◆ YOUR OBJECTIVE
Output the entries verbatim, including every line.
-- Begin DATA IN THIS EXERCISE --
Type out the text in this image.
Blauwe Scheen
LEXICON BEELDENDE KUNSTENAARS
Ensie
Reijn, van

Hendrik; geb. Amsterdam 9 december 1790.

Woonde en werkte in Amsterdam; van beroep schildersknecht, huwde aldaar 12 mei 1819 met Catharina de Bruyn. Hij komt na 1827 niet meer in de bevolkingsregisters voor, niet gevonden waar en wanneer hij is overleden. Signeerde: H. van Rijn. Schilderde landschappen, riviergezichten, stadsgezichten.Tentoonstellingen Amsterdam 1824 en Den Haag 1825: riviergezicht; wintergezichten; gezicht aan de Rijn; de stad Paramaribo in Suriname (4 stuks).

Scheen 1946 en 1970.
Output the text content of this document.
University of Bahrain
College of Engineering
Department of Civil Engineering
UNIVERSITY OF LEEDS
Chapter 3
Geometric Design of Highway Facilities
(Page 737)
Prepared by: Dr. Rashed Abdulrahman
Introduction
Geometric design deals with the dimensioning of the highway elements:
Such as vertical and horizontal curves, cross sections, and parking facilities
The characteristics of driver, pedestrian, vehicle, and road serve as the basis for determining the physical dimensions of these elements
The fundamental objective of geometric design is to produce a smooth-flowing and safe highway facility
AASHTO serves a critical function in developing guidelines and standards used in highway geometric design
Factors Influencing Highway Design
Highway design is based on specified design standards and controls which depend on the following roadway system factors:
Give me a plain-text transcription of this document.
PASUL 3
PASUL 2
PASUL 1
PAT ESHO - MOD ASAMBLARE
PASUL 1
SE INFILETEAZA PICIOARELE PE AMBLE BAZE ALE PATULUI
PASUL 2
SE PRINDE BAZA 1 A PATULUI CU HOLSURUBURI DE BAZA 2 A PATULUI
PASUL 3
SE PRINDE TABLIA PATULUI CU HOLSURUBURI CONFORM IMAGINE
-- End DATA IN THIS EXERCISE --
◆ REPLY TO THE EXERCISE
Type out the text in this image.
Blauwe Scheen
LEXICON BEELDENDE KUNSTENAARS
Ensie
Reijn, van

Hendrik; geb. Amsterdam 9 december 1790.

Woonde en werkte in Amsterdam; van beroep schildersknecht, huwde aldaar 12 mei 1819 met Catharina de Bruyn. Hij komt na 1827 niet meer in de bevolkingsregisters voor, niet gevonden waar en wanneer hij is overleden. Signeerde: H. van Rijn. Schilderde landschappen, riviergezichten, stadsgezichten.Tentoonstellingen Amsterdam 1824 en Den Haag 1825: riviergezicht; wintergezichten; gezicht aan de Rijn; de stad Paramaribo in Suriname (4 stuks).

Scheen 1946 en 1970.
Output the text content of this document.
University of Bahrain
College of Engineering
Department of Civil Engineering
UNIVERSITY OF LEEDS
Chapter 3
Geometric Design of Highway Facilities
(Page 737)
Prepared by: Dr. Rashed Abdulrahman
Introduction
Geometric design deals with the dimensioning of the highway elements:
Such as vertical and horizontal curves, cross sections, and parking facilities
The characteristics of driver, pedestrian, vehicle, and road serve as the basis for determining the physical dimensions of these elements
The fundamental objective of geometric design is to produce a smooth-flowing and safe highway facility
AASHTO serves a critical function in developing guidelines and standards used in highway geometric design
Factors Influencing Highway Design
Highway design is based on specified design standards and controls which depend on the following roadway system factors:
Give me a plain-text transcription of this document.
PASUL 3
PASUL 2
PASUL 1
PAT ESHO - MOD ASAMBLARE
PASUL 1
SE INFILETEAZA PICIOARELE PE AMBLE BAZE ALE PATULUI
PASUL 2
SE PRINDE BAZA 1 A PATULUI CU HOLSURUBURI DE BAZA 2 A PATULUI
PASUL 3
SE PRINDE TABLIA PATULUI CU HOLSURUBURI CONFORM IMAGINE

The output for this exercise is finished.